_Given problem_
Report, as a bare number, how many lines of the material below contain the word "Learning".
-- start --
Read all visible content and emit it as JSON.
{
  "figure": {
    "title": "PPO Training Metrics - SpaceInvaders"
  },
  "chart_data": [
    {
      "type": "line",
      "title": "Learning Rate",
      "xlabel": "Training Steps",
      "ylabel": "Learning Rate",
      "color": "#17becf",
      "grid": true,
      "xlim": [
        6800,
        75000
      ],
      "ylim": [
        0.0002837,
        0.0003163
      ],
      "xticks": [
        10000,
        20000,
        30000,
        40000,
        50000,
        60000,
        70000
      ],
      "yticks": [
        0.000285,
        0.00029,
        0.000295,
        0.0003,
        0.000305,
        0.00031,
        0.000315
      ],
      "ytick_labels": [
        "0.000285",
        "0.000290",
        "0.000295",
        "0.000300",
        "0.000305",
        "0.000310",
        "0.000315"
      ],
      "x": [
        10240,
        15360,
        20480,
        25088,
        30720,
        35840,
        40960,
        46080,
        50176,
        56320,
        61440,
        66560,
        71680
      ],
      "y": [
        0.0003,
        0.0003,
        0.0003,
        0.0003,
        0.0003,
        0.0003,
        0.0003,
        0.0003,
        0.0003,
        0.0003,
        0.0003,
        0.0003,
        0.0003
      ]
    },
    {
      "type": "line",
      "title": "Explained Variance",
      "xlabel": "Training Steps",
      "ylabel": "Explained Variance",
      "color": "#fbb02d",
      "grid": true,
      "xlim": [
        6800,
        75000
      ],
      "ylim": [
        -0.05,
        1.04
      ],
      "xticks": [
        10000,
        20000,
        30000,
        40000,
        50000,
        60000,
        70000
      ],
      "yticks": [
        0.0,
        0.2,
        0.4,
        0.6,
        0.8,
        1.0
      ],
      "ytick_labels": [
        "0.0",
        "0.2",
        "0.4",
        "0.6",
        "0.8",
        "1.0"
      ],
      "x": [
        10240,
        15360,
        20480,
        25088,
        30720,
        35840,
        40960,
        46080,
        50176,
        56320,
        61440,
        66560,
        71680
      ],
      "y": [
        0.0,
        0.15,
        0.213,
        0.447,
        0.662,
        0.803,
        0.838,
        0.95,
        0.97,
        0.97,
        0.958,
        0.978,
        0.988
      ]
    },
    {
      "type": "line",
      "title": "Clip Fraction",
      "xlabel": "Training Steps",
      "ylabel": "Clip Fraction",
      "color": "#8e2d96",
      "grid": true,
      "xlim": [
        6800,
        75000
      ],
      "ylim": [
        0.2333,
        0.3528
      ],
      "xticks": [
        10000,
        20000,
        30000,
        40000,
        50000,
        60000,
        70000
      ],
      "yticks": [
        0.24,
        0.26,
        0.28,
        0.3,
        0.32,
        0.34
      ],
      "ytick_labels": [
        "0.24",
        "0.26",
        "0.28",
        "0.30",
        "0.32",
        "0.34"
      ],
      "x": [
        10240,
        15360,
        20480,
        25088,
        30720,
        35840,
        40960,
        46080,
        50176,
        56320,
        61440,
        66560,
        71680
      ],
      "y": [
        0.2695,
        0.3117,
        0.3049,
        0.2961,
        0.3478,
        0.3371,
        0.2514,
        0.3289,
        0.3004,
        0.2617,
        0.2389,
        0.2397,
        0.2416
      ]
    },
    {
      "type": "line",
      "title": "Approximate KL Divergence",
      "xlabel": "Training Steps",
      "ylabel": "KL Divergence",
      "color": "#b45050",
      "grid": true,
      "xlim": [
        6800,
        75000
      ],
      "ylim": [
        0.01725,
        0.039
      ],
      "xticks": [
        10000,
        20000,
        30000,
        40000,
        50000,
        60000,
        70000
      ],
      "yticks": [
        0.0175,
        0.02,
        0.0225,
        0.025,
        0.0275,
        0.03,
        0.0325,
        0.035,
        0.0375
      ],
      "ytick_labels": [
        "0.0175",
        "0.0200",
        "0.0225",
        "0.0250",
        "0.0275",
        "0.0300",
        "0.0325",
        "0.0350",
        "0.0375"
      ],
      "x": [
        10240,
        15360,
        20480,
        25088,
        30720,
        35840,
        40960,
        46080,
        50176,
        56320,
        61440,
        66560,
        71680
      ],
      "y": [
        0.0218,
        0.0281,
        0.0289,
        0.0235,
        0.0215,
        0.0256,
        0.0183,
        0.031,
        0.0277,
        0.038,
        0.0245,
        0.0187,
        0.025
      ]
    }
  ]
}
-- end --
_Result below_
2